BEGIN
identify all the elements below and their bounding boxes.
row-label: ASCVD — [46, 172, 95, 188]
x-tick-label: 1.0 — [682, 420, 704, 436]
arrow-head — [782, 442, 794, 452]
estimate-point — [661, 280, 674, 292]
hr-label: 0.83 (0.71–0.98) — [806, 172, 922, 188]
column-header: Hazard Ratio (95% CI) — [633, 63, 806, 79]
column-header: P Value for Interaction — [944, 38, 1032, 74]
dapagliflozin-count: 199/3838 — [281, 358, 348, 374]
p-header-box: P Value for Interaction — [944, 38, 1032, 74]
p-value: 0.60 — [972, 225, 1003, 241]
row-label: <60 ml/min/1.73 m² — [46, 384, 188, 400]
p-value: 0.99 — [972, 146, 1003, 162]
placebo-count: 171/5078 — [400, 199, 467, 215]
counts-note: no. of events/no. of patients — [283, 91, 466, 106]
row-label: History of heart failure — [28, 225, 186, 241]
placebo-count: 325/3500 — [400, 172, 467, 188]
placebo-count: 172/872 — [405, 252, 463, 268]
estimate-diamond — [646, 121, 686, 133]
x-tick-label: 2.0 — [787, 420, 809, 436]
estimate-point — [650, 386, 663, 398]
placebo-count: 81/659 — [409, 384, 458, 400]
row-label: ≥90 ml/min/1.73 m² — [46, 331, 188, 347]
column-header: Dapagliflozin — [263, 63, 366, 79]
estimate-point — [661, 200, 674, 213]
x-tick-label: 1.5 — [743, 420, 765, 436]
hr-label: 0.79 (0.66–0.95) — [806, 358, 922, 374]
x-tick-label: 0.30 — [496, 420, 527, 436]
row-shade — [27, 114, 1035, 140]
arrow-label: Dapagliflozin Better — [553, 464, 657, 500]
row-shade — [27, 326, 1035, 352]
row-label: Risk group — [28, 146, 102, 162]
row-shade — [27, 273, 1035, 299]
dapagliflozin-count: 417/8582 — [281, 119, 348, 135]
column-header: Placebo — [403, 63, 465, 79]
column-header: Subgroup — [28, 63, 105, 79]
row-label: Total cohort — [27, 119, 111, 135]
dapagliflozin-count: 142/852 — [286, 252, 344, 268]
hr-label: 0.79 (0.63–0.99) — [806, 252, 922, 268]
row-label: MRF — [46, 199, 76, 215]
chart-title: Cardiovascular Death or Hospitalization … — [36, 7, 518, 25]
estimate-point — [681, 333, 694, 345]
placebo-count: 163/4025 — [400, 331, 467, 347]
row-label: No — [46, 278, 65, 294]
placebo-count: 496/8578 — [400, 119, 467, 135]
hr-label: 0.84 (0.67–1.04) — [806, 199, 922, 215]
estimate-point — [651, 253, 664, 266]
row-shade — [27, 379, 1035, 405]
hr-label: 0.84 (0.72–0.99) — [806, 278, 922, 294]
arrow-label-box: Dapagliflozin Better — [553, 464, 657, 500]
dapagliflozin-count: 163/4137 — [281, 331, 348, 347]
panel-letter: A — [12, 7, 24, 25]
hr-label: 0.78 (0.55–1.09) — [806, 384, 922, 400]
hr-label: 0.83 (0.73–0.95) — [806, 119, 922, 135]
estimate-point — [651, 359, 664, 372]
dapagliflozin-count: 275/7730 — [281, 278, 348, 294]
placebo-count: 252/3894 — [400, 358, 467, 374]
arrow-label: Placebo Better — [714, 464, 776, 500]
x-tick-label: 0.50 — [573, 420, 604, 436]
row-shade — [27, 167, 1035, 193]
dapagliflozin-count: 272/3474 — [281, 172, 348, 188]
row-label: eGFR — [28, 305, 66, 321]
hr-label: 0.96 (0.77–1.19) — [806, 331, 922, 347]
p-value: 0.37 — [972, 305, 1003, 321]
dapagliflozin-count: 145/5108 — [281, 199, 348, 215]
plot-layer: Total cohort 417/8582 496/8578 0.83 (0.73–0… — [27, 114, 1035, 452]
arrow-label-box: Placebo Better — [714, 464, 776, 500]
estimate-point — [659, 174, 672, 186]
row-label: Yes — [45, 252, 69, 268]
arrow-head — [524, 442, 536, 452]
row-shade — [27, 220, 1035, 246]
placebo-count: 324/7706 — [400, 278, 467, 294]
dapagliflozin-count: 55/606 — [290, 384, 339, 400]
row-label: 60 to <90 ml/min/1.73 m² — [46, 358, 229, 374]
END
- [INSTRUCTIONS FOR THE TASK] Go through the material above, and wherever a line contains the string "tick", return it.

- [EXERCISE RESPONSE]
x-tick-label: 1.0 — [682, 420, 704, 436]
x-tick-label: 2.0 — [787, 420, 809, 436]
x-tick-label: 1.5 — [743, 420, 765, 436]
x-tick-label: 0.30 — [496, 420, 527, 436]
x-tick-label: 0.50 — [573, 420, 604, 436]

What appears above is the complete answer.